Exercise prompt: Quote the listing in full, exactly as given, minus any pictures.

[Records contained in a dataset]

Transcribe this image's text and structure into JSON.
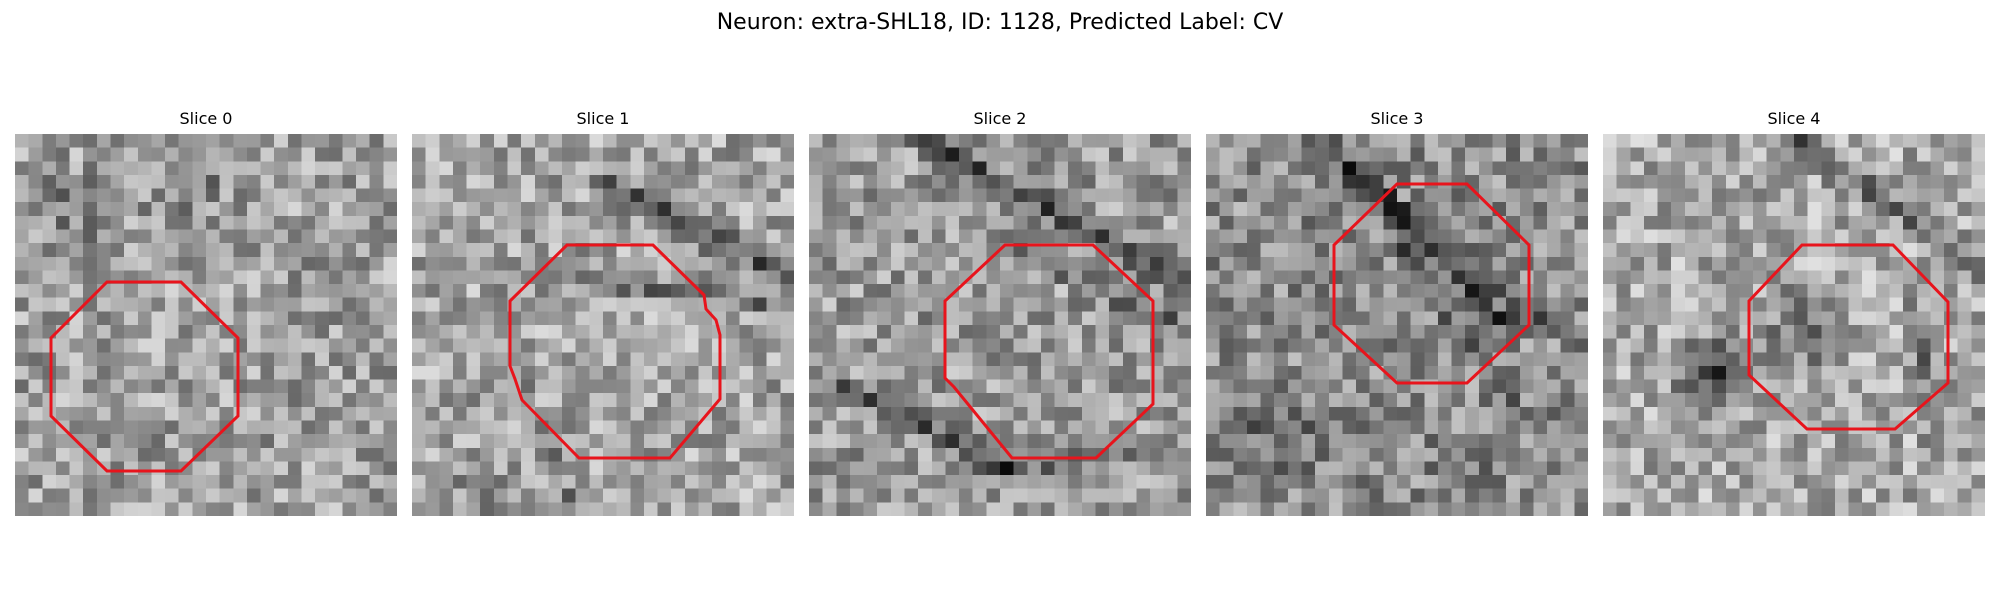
{
  "figure": {
    "title": "Neuron: extra-SHL18, ID: 1128, Predicted Label: CV",
    "roi_color": "#e8141c"
  },
  "slices": [
    {
      "label": "Slice 0"
    },
    {
      "label": "Slice 1"
    },
    {
      "label": "Slice 2"
    },
    {
      "label": "Slice 3"
    },
    {
      "label": "Slice 4"
    }
  ]
}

Response to the exercise:
Transcribe this image's text and structure into JSON.
{
  "figure": {
    "title": "Neuron: extra-SHL18, ID: 1128, Predicted Label: CV",
    "roi_color": "#e8141c"
  },
  "slices": [
    {
      "label": "Slice 0"
    },
    {
      "label": "Slice 1"
    },
    {
      "label": "Slice 2"
    },
    {
      "label": "Slice 3"
    },
    {
      "label": "Slice 4"
    }
  ]
}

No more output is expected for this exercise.